JOB
Return the listing below word for word.

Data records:
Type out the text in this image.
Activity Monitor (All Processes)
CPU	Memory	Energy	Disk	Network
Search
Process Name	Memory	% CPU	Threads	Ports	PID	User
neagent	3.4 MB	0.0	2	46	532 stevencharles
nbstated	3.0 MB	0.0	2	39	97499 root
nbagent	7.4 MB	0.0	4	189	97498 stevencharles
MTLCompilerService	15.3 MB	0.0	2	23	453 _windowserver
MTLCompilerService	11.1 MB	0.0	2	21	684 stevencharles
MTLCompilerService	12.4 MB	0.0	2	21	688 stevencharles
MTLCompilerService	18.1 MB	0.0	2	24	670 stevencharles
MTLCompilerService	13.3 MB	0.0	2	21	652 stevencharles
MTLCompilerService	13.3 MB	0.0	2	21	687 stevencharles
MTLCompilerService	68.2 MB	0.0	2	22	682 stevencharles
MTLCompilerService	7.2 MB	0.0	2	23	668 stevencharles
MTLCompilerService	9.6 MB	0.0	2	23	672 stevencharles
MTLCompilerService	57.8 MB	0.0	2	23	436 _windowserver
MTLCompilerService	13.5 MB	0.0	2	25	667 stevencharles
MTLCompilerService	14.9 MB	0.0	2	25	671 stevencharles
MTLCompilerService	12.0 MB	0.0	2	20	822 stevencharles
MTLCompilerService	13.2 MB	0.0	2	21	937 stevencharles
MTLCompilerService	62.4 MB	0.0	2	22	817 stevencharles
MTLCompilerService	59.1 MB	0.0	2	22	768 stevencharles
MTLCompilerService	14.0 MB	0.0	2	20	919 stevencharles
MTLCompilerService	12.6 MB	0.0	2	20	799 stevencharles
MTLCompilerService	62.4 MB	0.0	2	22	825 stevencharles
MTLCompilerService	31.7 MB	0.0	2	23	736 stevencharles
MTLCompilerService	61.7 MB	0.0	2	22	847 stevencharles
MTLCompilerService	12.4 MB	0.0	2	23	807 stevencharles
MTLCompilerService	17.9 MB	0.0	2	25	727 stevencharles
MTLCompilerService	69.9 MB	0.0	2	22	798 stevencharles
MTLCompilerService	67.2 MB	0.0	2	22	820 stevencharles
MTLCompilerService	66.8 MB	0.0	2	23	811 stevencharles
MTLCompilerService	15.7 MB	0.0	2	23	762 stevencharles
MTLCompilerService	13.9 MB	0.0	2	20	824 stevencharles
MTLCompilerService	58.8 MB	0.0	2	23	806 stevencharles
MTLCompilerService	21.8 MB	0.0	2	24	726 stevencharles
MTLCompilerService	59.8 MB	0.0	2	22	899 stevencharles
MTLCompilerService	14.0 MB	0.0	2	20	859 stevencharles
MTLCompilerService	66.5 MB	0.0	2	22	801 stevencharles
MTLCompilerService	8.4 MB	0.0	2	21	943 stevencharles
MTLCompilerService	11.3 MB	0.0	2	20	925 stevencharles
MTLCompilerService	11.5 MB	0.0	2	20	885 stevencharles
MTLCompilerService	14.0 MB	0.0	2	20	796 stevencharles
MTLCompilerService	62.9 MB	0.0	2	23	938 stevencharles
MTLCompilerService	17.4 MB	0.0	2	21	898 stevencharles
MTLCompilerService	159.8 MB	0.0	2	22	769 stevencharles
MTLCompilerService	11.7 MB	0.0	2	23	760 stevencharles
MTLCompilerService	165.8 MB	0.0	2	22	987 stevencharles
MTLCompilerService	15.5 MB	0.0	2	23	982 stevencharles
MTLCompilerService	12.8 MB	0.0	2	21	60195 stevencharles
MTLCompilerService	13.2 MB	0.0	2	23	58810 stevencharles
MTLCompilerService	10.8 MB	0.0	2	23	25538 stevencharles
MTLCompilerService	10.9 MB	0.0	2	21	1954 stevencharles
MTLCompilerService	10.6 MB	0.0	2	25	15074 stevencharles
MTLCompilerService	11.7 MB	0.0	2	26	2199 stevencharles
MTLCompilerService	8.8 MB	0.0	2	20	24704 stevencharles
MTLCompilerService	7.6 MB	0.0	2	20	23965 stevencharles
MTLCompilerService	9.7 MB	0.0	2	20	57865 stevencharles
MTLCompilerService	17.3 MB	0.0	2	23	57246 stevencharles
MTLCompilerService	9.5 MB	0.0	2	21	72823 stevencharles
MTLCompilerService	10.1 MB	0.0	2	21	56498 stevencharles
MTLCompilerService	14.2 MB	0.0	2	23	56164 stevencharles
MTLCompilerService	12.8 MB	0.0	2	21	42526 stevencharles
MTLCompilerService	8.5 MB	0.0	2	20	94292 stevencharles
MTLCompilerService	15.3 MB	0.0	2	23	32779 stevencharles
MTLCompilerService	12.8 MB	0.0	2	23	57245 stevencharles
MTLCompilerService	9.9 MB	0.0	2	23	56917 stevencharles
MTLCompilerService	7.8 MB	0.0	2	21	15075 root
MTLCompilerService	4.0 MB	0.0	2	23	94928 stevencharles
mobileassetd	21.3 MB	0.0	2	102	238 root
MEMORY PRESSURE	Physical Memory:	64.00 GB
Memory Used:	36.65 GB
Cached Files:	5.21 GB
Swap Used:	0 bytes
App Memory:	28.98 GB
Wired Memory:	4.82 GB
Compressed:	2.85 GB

COMPLETED TASK
Type out the text in this image.
Activity Monitor (All Processes)
CPU	Memory	Energy	Disk	Network
Search
Process Name	Memory	% CPU	Threads	Ports	PID	User
neagent	3.4 MB	0.0	2	46	532 stevencharles
nbstated	3.0 MB	0.0	2	39	97499 root
nbagent	7.4 MB	0.0	4	189	97498 stevencharles
MTLCompilerService	15.3 MB	0.0	2	23	453 _windowserver
MTLCompilerService	11.1 MB	0.0	2	21	684 stevencharles
MTLCompilerService	12.4 MB	0.0	2	21	688 stevencharles
MTLCompilerService	18.1 MB	0.0	2	24	670 stevencharles
MTLCompilerService	13.3 MB	0.0	2	21	652 stevencharles
MTLCompilerService	13.3 MB	0.0	2	21	687 stevencharles
MTLCompilerService	68.2 MB	0.0	2	22	682 stevencharles
MTLCompilerService	7.2 MB	0.0	2	23	668 stevencharles
MTLCompilerService	9.6 MB	0.0	2	23	672 stevencharles
MTLCompilerService	57.8 MB	0.0	2	23	436 _windowserver
MTLCompilerService	13.5 MB	0.0	2	25	667 stevencharles
MTLCompilerService	14.9 MB	0.0	2	25	671 stevencharles
MTLCompilerService	12.0 MB	0.0	2	20	822 stevencharles
MTLCompilerService	13.2 MB	0.0	2	21	937 stevencharles
MTLCompilerService	62.4 MB	0.0	2	22	817 stevencharles
MTLCompilerService	59.1 MB	0.0	2	22	768 stevencharles
MTLCompilerService	14.0 MB	0.0	2	20	919 stevencharles
MTLCompilerService	12.6 MB	0.0	2	20	799 stevencharles
MTLCompilerService	62.4 MB	0.0	2	22	825 stevencharles
MTLCompilerService	31.7 MB	0.0	2	23	736 stevencharles
MTLCompilerService	61.7 MB	0.0	2	22	847 stevencharles
MTLCompilerService	12.4 MB	0.0	2	23	807 stevencharles
MTLCompilerService	17.9 MB	0.0	2	25	727 stevencharles
MTLCompilerService	69.9 MB	0.0	2	22	798 stevencharles
MTLCompilerService	67.2 MB	0.0	2	22	820 stevencharles
MTLCompilerService	66.8 MB	0.0	2	23	811 stevencharles
MTLCompilerService	15.7 MB	0.0	2	23	762 stevencharles
MTLCompilerService	13.9 MB	0.0	2	20	824 stevencharles
MTLCompilerService	58.8 MB	0.0	2	23	806 stevencharles
MTLCompilerService	21.8 MB	0.0	2	24	726 stevencharles
MTLCompilerService	59.8 MB	0.0	2	22	899 stevencharles
MTLCompilerService	14.0 MB	0.0	2	20	859 stevencharles
MTLCompilerService	66.5 MB	0.0	2	22	801 stevencharles
MTLCompilerService	8.4 MB	0.0	2	21	943 stevencharles
MTLCompilerService	11.3 MB	0.0	2	20	925 stevencharles
MTLCompilerService	11.5 MB	0.0	2	20	885 stevencharles
MTLCompilerService	14.0 MB	0.0	2	20	796 stevencharles
MTLCompilerService	62.9 MB	0.0	2	23	938 stevencharles
MTLCompilerService	17.4 MB	0.0	2	21	898 stevencharles
MTLCompilerService	159.8 MB	0.0	2	22	769 stevencharles
MTLCompilerService	11.7 MB	0.0	2	23	760 stevencharles
MTLCompilerService	165.8 MB	0.0	2	22	987 stevencharles
MTLCompilerService	15.5 MB	0.0	2	23	982 stevencharles
MTLCompilerService	12.8 MB	0.0	2	21	60195 stevencharles
MTLCompilerService	13.2 MB	0.0	2	23	58810 stevencharles
MTLCompilerService	10.8 MB	0.0	2	23	25538 stevencharles
MTLCompilerService	10.9 MB	0.0	2	21	1954 stevencharles
MTLCompilerService	10.6 MB	0.0	2	25	15074 stevencharles
MTLCompilerService	11.7 MB	0.0	2	26	2199 stevencharles
MTLCompilerService	8.8 MB	0.0	2	20	24704 stevencharles
MTLCompilerService	7.6 MB	0.0	2	20	23965 stevencharles
MTLCompilerService	9.7 MB	0.0	2	20	57865 stevencharles
MTLCompilerService	17.3 MB	0.0	2	23	57246 stevencharles
MTLCompilerService	9.5 MB	0.0	2	21	72823 stevencharles
MTLCompilerService	10.1 MB	0.0	2	21	56498 stevencharles
MTLCompilerService	14.2 MB	0.0	2	23	56164 stevencharles
MTLCompilerService	12.8 MB	0.0	2	21	42526 stevencharles
MTLCompilerService	8.5 MB	0.0	2	20	94292 stevencharles
MTLCompilerService	15.3 MB	0.0	2	23	32779 stevencharles
MTLCompilerService	12.8 MB	0.0	2	23	57245 stevencharles
MTLCompilerService	9.9 MB	0.0	2	23	56917 stevencharles
MTLCompilerService	7.8 MB	0.0	2	21	15075 root
MTLCompilerService	4.0 MB	0.0	2	23	94928 stevencharles
mobileassetd	21.3 MB	0.0	2	102	238 root
MEMORY PRESSURE	Physical Memory:	64.00 GB
Memory Used:	36.65 GB
Cached Files:	5.21 GB
Swap Used:	0 bytes
App Memory:	28.98 GB
Wired Memory:	4.82 GB
Compressed:	2.85 GB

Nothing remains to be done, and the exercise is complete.